What is required: Copy every line that holds "WWALS".

Supplied material:

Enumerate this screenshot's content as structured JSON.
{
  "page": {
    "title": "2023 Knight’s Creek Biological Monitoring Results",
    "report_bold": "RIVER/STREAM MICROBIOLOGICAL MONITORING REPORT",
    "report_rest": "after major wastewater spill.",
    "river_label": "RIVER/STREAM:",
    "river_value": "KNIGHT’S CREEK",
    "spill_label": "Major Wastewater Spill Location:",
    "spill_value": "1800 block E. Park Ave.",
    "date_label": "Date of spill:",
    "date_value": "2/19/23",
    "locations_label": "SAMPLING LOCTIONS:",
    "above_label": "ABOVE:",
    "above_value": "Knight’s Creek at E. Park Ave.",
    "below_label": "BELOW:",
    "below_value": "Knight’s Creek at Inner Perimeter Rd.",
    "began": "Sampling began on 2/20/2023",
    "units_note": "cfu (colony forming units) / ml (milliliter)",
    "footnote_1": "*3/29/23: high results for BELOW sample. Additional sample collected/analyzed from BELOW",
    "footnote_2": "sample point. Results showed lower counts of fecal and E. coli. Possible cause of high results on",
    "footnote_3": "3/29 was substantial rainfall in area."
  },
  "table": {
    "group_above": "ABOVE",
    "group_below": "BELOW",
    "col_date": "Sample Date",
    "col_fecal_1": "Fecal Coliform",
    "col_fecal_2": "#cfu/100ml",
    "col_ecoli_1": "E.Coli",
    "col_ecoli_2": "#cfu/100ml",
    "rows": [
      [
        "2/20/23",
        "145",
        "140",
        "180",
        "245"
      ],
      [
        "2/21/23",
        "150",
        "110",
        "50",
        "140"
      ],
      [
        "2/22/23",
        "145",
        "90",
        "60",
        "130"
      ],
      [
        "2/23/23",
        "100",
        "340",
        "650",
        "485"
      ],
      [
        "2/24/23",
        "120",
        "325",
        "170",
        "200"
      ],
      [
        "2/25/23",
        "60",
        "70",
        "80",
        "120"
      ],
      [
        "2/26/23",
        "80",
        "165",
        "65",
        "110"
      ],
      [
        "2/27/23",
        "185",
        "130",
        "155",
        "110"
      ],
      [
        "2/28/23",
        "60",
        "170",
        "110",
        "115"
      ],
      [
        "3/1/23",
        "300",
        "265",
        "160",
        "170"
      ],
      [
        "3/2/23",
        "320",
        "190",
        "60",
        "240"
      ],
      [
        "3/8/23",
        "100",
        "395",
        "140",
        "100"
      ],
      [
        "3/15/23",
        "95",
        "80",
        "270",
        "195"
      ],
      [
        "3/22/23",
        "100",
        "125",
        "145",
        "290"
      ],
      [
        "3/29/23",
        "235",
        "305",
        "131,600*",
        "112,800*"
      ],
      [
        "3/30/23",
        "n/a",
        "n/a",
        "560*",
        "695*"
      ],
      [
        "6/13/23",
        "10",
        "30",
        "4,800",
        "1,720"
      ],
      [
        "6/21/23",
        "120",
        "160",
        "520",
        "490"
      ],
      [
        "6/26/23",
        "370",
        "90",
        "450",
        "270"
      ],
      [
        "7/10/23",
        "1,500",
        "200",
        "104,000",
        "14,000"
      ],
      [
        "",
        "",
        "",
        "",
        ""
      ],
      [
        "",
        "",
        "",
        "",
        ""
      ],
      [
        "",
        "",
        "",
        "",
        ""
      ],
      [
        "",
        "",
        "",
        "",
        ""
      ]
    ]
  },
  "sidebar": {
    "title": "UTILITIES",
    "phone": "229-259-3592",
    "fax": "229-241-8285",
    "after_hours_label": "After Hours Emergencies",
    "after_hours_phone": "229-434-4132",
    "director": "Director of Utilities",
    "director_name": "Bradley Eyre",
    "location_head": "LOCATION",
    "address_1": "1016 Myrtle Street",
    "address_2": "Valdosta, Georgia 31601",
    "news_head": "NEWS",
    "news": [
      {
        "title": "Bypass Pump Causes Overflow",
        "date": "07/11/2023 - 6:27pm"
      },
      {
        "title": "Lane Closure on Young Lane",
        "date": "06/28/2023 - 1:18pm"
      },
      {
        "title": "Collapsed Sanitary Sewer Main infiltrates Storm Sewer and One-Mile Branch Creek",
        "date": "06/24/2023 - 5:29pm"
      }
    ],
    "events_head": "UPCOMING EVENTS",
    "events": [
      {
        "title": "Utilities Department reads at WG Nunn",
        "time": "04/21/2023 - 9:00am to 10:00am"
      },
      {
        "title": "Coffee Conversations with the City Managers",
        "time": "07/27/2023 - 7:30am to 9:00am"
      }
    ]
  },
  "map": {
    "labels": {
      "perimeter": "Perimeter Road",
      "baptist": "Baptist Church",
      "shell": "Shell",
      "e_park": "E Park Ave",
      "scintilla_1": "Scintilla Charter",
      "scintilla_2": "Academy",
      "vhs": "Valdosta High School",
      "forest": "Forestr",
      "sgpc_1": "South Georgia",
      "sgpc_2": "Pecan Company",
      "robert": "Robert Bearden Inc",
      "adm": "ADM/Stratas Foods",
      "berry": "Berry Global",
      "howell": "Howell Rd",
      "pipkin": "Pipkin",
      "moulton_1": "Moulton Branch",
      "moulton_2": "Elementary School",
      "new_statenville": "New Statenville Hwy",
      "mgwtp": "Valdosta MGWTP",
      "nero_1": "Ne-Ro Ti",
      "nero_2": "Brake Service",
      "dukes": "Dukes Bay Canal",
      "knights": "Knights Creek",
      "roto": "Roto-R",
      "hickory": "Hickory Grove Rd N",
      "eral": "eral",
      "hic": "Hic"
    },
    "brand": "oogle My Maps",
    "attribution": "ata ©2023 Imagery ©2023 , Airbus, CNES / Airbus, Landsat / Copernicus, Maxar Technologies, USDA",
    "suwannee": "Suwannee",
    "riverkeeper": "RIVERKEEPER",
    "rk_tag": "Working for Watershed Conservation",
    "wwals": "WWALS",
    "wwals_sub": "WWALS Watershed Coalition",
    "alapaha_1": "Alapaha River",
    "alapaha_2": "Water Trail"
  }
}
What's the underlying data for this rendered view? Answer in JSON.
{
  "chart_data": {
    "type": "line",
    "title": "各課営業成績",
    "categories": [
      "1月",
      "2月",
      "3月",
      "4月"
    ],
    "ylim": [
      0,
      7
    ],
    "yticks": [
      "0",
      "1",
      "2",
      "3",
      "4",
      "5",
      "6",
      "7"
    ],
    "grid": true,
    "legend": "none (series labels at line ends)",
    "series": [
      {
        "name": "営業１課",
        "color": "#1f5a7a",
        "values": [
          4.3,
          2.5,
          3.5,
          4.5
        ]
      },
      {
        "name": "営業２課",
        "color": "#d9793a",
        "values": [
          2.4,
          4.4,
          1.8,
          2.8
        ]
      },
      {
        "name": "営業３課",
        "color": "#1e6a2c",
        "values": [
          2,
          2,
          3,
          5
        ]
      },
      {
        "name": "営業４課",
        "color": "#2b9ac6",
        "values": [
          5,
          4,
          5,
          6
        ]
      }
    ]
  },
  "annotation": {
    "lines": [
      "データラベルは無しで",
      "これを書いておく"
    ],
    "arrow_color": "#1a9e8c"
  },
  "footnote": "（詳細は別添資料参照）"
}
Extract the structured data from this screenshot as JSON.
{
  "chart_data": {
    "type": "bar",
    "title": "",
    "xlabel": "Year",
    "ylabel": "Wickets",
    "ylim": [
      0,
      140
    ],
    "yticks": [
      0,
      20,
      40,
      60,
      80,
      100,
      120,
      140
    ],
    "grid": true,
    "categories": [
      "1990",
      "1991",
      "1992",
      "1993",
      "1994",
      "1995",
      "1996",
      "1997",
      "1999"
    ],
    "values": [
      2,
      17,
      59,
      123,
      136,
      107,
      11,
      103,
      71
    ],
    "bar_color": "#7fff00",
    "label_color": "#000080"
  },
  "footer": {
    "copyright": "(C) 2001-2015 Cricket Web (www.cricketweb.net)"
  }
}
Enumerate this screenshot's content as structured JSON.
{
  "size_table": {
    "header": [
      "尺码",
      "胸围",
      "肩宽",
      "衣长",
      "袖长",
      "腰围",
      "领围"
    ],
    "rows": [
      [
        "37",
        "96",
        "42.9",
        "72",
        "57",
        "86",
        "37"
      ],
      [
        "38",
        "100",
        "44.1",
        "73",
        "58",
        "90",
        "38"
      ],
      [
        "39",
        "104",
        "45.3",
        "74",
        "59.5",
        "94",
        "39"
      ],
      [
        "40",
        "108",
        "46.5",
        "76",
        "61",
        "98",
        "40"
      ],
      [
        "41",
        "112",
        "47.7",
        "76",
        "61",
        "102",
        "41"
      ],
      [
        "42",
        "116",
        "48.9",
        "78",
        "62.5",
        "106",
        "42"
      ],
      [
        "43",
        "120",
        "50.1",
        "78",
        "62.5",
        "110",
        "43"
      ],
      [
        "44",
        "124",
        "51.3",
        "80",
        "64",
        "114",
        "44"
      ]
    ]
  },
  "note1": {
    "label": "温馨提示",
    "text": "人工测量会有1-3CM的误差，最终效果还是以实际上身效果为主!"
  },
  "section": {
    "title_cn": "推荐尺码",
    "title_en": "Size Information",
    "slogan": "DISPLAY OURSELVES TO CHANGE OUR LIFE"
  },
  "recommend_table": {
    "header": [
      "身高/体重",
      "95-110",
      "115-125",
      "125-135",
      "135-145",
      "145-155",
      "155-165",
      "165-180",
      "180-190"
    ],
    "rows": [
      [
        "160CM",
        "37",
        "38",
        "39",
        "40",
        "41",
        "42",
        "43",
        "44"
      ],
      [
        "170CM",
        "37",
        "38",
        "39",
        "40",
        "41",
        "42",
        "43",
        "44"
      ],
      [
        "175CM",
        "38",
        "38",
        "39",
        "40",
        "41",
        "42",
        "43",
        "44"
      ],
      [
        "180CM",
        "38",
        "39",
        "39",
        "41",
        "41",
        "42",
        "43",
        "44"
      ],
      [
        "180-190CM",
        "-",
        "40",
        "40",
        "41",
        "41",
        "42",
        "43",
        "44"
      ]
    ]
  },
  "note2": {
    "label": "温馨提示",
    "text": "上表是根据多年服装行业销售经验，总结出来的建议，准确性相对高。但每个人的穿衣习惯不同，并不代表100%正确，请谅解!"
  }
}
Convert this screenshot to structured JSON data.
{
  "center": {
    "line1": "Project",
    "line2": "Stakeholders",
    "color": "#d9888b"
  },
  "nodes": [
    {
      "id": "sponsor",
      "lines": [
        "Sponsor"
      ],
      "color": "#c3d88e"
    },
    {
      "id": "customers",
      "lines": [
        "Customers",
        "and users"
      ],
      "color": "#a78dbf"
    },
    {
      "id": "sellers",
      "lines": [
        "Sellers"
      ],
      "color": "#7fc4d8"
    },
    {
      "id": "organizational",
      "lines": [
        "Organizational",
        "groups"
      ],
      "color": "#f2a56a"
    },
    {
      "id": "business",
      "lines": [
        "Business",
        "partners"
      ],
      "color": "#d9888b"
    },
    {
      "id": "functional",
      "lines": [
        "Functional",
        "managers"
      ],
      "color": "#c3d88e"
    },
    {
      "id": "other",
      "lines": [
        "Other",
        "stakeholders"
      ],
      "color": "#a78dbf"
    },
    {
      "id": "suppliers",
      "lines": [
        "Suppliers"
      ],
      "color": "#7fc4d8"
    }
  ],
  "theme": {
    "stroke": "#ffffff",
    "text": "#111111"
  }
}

Answer to the exercise:
    "wwals": "WWALS",
    "wwals_sub": "WWALS Watershed Coalition",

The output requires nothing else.